◆ Given exercise
Your task is to repeat the entries exactly. Leave the pictures out.

Dataset records on visual material

========================================

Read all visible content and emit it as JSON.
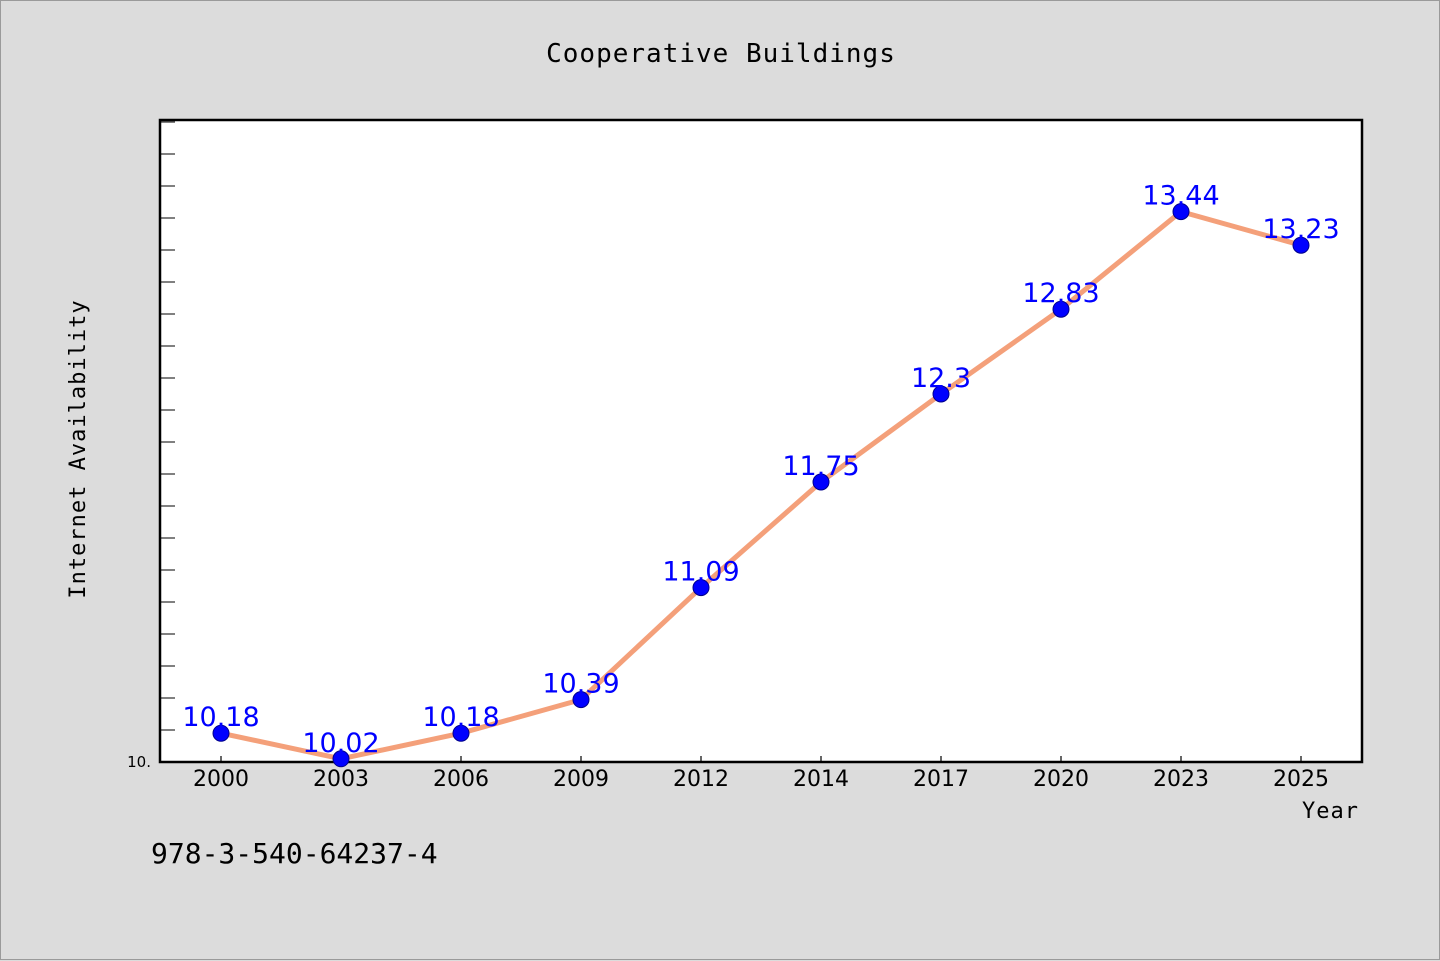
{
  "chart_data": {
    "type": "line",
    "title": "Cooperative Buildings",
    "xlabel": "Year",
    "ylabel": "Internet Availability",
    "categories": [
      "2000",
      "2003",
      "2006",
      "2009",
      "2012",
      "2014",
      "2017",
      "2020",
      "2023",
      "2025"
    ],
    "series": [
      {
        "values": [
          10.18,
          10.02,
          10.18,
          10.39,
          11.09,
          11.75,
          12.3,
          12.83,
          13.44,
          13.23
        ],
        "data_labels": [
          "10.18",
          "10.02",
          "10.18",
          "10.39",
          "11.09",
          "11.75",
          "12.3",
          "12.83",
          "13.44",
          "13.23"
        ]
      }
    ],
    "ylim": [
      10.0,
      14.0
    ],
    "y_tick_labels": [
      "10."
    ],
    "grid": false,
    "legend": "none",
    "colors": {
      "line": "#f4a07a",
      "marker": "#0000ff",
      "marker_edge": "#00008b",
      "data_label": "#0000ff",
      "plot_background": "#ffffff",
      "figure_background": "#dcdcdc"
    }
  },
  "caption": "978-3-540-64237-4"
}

========================================

◆ Exercise result
Read all visible content and emit it as JSON.
{
  "chart_data": {
    "type": "line",
    "title": "Cooperative Buildings",
    "xlabel": "Year",
    "ylabel": "Internet Availability",
    "categories": [
      "2000",
      "2003",
      "2006",
      "2009",
      "2012",
      "2014",
      "2017",
      "2020",
      "2023",
      "2025"
    ],
    "series": [
      {
        "values": [
          10.18,
          10.02,
          10.18,
          10.39,
          11.09,
          11.75,
          12.3,
          12.83,
          13.44,
          13.23
        ],
        "data_labels": [
          "10.18",
          "10.02",
          "10.18",
          "10.39",
          "11.09",
          "11.75",
          "12.3",
          "12.83",
          "13.44",
          "13.23"
        ]
      }
    ],
    "ylim": [
      10.0,
      14.0
    ],
    "y_tick_labels": [
      "10."
    ],
    "grid": false,
    "legend": "none",
    "colors": {
      "line": "#f4a07a",
      "marker": "#0000ff",
      "marker_edge": "#00008b",
      "data_label": "#0000ff",
      "plot_background": "#ffffff",
      "figure_background": "#dcdcdc"
    }
  },
  "caption": "978-3-540-64237-4"
}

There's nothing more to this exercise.